• **Entries for labeled regions**:
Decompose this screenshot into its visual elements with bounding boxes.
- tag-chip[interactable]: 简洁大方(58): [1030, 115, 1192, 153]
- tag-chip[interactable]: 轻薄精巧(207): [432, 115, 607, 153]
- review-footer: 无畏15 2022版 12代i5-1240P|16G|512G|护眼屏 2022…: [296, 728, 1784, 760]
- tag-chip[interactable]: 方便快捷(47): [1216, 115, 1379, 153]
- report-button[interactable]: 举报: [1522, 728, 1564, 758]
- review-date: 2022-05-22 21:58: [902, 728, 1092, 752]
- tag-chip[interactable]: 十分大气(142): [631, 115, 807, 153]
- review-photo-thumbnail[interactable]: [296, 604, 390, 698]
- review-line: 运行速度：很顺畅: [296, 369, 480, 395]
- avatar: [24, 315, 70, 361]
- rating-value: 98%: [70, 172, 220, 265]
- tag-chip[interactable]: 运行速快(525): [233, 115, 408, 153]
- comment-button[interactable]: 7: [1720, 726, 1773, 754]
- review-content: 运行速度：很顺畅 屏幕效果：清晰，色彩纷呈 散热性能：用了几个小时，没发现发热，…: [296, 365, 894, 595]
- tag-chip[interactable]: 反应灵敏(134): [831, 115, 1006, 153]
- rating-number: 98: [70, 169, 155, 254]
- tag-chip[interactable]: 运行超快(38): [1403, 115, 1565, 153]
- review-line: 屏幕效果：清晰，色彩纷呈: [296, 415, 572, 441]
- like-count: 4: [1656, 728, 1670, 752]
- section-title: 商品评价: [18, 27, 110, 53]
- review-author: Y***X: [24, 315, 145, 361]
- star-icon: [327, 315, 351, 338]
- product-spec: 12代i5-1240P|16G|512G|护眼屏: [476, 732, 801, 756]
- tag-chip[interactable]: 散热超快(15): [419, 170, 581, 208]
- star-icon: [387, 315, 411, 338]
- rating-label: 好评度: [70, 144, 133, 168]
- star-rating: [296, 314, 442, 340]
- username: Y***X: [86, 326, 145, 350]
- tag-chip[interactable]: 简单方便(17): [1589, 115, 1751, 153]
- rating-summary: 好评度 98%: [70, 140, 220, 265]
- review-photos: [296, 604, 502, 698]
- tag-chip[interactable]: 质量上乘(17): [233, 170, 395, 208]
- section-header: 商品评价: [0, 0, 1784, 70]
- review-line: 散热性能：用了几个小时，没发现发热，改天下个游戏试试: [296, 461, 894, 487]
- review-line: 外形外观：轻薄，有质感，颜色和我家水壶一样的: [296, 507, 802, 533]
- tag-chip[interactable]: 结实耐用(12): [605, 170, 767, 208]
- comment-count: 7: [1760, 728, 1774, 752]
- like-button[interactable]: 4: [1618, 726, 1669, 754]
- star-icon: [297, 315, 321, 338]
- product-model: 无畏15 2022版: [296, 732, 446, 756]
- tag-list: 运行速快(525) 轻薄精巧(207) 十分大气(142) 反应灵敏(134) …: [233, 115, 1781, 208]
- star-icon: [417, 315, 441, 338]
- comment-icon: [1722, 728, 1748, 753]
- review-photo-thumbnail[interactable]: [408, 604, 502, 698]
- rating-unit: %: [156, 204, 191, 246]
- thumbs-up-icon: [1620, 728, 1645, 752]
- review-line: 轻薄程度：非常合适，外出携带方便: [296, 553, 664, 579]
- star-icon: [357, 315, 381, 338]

• **Aim of the exercise**: Reproduce every line, from the first one down to the line containing "- report-button[interactable]: 举报: [1522, 728, 1564, 758]", with both ends included.

• **Response for this exercise**:
Decompose this screenshot into its visual elements with bounding boxes.
- tag-chip[interactable]: 简洁大方(58): [1030, 115, 1192, 153]
- tag-chip[interactable]: 轻薄精巧(207): [432, 115, 607, 153]
- review-footer: 无畏15 2022版 12代i5-1240P|16G|512G|护眼屏 2022…: [296, 728, 1784, 760]
- tag-chip[interactable]: 方便快捷(47): [1216, 115, 1379, 153]
- report-button[interactable]: 举报: [1522, 728, 1564, 758]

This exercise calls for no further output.